RECORDS PROVIDED
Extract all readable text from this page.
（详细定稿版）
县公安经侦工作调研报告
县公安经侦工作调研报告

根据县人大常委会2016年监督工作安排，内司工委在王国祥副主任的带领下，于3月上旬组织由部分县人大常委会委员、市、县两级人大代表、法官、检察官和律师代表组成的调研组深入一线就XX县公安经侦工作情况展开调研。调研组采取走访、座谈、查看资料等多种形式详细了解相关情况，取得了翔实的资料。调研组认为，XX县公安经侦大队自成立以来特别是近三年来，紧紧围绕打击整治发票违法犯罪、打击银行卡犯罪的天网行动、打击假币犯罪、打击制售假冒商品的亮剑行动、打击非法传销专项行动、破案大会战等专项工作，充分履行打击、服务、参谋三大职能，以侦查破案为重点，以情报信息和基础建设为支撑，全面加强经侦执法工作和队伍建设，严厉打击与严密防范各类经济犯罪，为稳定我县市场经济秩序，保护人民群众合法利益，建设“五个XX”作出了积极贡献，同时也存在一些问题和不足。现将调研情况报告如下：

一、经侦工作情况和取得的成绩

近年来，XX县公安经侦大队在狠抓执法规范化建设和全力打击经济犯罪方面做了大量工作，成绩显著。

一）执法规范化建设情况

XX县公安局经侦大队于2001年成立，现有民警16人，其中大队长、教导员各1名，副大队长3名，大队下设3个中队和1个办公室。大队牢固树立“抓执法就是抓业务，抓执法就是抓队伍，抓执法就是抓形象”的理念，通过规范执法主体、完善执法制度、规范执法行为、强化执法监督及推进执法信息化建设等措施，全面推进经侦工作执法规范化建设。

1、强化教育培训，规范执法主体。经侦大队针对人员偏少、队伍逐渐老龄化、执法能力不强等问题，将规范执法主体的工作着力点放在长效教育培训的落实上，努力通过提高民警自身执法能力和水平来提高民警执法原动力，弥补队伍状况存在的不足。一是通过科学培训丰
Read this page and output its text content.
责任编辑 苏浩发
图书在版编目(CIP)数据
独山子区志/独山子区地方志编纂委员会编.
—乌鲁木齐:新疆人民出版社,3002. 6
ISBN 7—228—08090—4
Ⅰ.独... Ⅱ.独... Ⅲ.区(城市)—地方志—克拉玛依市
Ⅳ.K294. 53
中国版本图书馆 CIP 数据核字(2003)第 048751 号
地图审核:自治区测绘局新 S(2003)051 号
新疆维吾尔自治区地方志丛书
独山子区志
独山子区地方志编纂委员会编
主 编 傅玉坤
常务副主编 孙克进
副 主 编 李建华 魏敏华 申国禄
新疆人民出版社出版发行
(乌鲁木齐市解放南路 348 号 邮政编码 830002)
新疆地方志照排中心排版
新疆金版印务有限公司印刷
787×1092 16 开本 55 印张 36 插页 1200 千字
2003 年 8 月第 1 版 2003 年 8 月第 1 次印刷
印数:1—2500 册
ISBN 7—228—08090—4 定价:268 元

THE REQUEST
Write out again, unchanged, every line from the line containing "Read this page and output its text content." to the final line of the material above.

CORRECT ANSWER
Read this page and output its text content.
责任编辑 苏浩发
图书在版编目(CIP)数据
独山子区志/独山子区地方志编纂委员会编.
—乌鲁木齐:新疆人民出版社,3002. 6
ISBN 7—228—08090—4
Ⅰ.独... Ⅱ.独... Ⅲ.区(城市)—地方志—克拉玛依市
Ⅳ.K294. 53
中国版本图书馆 CIP 数据核字(2003)第 048751 号
地图审核:自治区测绘局新 S(2003)051 号
新疆维吾尔自治区地方志丛书
独山子区志
独山子区地方志编纂委员会编
主 编 傅玉坤
常务副主编 孙克进
副 主 编 李建华 魏敏华 申国禄
新疆人民出版社出版发行
(乌鲁木齐市解放南路 348 号 邮政编码 830002)
新疆地方志照排中心排版
新疆金版印务有限公司印刷
787×1092 16 开本 55 印张 36 插页 1200 千字
2003 年 8 月第 1 版 2003 年 8 月第 1 次印刷
印数:1—2500 册
ISBN 7—228—08090—4 定价:268 元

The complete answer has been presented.